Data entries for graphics
***
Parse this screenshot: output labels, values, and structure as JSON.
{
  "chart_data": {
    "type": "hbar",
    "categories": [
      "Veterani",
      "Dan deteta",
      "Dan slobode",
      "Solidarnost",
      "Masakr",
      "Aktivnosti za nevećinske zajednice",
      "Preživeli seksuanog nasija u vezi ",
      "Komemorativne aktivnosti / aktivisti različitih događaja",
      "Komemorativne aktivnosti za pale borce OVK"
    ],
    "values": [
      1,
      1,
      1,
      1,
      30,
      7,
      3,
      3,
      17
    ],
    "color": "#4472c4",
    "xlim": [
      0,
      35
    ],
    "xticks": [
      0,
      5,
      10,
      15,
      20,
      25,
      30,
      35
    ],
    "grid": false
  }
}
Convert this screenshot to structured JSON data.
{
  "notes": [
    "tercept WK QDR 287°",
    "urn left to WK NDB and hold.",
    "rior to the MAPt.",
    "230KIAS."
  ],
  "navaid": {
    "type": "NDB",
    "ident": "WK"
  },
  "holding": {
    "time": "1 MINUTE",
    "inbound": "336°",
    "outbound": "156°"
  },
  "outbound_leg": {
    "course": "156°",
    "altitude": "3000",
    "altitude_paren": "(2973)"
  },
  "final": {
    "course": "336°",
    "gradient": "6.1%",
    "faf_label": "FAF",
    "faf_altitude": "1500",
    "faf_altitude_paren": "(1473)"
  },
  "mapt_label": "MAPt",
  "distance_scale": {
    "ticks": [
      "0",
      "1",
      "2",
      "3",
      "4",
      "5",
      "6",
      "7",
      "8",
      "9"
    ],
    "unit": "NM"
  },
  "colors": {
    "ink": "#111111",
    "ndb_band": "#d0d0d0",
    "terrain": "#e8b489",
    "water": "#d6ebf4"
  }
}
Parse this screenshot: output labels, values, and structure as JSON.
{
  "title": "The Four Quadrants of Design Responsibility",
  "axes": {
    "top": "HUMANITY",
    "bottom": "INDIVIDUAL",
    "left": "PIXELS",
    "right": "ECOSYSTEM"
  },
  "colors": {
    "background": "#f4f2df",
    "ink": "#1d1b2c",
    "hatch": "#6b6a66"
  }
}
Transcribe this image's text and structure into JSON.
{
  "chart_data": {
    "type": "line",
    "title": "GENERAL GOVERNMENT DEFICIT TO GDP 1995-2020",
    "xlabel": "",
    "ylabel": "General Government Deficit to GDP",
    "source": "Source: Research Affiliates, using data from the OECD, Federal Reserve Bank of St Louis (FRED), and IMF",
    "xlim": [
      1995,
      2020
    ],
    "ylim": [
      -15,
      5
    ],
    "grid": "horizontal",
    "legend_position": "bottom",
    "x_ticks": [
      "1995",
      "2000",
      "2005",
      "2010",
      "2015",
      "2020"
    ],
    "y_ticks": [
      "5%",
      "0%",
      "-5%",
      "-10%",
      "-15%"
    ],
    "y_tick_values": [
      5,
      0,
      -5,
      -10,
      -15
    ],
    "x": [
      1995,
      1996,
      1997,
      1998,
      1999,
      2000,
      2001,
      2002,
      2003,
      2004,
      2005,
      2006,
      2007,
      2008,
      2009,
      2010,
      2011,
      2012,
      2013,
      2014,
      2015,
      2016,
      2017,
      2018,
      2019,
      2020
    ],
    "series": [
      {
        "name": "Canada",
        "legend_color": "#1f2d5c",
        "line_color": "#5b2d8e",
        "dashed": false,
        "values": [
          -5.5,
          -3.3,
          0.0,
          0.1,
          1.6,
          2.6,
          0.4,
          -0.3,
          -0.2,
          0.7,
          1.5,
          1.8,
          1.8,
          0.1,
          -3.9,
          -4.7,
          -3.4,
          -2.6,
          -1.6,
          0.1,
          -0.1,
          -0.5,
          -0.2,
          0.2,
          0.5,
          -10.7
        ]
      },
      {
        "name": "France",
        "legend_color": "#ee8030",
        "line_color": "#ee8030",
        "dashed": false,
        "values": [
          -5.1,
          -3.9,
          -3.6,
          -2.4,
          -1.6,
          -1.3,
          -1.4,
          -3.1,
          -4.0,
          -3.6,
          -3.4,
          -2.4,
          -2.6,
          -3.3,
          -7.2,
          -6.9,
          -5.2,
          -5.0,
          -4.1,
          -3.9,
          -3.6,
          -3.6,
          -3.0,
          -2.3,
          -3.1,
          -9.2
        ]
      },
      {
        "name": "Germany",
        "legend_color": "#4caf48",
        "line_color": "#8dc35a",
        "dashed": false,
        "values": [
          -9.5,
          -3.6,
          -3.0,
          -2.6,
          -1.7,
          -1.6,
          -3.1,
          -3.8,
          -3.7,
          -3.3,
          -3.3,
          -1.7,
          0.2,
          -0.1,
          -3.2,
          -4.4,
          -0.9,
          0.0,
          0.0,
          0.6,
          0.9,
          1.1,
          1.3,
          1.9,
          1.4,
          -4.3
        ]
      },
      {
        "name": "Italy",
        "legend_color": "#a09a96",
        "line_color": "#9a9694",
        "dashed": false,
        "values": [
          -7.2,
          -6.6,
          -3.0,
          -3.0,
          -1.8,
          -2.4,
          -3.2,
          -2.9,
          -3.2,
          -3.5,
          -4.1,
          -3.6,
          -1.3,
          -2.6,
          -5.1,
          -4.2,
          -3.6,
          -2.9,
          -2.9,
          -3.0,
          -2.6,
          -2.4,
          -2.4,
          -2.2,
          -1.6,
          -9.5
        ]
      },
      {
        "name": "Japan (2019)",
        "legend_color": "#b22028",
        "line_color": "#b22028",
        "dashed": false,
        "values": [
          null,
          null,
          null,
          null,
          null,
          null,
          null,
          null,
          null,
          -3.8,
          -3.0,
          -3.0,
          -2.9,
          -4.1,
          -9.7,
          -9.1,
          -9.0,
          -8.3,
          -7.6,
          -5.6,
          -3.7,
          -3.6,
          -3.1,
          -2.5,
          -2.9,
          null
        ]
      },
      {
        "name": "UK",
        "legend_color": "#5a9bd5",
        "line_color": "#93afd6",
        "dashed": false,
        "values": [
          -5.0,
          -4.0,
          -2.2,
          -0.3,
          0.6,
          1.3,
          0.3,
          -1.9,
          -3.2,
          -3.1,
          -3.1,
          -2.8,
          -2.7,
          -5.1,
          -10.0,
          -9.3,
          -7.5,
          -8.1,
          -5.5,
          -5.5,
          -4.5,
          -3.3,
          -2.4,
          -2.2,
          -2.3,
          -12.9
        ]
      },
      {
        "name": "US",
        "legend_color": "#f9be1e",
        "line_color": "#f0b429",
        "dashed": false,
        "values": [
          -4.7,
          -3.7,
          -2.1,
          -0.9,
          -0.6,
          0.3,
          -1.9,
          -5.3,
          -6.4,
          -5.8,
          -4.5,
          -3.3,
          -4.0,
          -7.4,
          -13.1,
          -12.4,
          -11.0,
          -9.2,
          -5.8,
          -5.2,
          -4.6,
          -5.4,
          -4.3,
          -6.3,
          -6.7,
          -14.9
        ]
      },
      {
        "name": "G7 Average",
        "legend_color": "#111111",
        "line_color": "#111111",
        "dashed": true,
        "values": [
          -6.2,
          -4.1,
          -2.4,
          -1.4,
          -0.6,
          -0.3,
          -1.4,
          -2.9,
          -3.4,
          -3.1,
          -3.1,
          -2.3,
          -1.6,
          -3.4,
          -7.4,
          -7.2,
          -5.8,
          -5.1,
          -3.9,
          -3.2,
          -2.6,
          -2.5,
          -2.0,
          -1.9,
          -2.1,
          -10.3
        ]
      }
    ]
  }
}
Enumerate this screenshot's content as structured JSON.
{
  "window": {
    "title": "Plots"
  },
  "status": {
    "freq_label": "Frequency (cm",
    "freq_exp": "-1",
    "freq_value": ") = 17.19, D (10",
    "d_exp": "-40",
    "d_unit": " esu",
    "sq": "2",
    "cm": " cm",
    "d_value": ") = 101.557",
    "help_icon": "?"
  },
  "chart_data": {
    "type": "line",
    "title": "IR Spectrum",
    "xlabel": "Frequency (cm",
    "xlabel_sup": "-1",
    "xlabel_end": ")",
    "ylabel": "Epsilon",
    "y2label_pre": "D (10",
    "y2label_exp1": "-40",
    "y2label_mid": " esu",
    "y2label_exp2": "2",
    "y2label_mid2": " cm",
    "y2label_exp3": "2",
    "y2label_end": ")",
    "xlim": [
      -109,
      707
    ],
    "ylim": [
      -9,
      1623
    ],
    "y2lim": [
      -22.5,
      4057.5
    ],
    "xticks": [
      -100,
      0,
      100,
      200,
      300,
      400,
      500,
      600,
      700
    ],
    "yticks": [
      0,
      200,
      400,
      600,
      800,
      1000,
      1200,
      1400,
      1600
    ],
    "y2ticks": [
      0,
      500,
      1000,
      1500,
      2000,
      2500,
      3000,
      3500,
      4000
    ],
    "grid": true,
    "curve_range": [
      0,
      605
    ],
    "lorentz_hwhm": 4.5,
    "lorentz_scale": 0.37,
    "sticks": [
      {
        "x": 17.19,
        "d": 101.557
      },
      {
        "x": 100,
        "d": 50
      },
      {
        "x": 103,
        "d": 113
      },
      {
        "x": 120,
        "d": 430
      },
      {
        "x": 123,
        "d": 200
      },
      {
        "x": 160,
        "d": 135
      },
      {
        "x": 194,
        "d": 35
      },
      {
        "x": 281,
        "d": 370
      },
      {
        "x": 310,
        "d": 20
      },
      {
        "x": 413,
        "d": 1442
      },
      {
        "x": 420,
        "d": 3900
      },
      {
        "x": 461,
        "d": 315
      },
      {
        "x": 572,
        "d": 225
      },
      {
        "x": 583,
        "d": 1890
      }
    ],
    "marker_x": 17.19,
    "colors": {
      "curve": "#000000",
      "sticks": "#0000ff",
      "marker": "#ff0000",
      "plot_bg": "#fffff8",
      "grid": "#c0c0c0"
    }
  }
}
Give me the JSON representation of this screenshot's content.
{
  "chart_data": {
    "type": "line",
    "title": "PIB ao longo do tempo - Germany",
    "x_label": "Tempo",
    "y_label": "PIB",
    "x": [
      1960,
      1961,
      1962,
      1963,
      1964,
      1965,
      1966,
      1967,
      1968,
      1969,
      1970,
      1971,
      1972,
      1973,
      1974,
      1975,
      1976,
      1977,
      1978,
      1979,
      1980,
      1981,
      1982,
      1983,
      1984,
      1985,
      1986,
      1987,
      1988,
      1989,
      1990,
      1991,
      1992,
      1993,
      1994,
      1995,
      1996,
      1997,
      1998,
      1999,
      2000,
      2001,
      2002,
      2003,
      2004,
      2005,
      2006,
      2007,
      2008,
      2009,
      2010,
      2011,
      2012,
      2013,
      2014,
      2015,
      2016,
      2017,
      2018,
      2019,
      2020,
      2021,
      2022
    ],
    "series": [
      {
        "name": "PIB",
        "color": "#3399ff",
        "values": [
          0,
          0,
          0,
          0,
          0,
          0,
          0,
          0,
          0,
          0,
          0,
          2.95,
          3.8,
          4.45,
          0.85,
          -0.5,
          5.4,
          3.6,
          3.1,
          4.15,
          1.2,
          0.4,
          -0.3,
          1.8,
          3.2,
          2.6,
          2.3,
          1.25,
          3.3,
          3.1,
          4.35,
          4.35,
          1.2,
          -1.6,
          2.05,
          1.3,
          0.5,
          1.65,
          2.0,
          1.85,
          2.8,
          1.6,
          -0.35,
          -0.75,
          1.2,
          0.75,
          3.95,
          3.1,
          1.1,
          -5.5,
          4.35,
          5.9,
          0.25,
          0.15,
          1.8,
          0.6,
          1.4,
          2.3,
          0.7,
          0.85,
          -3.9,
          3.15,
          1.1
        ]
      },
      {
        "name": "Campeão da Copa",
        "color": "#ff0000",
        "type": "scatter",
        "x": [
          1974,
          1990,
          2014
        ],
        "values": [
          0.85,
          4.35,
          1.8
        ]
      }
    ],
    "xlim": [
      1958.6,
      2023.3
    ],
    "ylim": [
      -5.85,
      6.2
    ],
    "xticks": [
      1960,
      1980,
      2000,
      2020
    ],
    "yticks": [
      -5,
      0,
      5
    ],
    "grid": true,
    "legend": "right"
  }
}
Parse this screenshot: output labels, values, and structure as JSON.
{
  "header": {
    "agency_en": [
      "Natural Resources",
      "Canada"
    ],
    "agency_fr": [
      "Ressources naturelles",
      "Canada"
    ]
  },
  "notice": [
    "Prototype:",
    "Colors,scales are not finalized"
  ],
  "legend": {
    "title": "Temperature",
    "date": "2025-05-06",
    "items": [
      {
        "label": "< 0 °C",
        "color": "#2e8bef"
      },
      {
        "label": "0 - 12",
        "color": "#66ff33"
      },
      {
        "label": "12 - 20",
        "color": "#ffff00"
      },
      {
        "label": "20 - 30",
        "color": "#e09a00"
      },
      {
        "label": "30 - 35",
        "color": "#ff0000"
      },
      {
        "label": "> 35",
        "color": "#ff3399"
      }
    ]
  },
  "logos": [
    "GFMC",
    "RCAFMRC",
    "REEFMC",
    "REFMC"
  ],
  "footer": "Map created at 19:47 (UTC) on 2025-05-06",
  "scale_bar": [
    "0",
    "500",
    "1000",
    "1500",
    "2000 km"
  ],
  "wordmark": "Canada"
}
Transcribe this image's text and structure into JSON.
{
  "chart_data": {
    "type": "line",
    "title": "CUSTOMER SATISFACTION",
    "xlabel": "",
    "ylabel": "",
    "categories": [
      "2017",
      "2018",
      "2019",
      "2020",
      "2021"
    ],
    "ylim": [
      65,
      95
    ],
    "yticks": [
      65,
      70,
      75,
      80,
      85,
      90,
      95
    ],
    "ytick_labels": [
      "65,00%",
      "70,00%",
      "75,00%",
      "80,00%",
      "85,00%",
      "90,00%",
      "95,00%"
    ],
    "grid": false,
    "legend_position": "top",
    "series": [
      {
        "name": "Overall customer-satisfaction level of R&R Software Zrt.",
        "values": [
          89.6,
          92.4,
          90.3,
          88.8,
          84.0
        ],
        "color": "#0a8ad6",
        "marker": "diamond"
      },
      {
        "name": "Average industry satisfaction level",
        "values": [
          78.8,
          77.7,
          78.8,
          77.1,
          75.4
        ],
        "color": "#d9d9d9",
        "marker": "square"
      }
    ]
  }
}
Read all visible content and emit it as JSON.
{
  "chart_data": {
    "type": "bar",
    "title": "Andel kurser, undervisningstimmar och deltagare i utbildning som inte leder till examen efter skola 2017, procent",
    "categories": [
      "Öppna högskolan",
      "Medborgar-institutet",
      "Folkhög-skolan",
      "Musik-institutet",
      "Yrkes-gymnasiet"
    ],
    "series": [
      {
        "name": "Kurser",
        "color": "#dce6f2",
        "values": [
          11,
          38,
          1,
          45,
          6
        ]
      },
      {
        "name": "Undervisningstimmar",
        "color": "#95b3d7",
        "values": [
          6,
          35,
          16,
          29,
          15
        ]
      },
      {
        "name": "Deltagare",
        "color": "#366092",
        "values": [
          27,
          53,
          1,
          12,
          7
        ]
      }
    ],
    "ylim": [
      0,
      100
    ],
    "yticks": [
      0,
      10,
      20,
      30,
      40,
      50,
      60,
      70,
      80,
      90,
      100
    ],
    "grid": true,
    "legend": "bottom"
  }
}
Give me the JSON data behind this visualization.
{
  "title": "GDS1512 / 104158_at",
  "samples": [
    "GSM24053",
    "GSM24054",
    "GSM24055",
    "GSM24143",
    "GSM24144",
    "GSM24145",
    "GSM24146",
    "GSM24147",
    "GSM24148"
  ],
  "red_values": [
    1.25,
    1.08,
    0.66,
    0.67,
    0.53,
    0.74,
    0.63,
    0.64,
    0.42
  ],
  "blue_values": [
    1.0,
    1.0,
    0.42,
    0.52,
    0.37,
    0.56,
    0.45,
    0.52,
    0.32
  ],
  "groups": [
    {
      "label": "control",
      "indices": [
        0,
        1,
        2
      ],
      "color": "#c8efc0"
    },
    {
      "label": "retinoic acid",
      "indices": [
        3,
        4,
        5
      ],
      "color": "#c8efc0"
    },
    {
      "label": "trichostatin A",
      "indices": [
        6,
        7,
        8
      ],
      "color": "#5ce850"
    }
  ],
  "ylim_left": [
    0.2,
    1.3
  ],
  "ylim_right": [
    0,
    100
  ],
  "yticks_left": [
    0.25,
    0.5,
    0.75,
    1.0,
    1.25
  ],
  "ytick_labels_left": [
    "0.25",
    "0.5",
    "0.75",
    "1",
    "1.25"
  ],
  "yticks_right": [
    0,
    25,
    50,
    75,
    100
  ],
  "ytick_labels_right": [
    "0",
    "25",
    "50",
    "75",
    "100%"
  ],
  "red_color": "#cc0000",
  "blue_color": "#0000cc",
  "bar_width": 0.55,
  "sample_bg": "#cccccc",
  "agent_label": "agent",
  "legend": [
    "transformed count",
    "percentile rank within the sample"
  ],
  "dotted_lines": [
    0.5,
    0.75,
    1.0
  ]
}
***
**WHAT YOU SHOULD DO:**
Identify the lines of the entries containing the string "institutet". Copy each such line.

**RESULT:**
      "Medborgar-institutet",
      "Musik-institutet",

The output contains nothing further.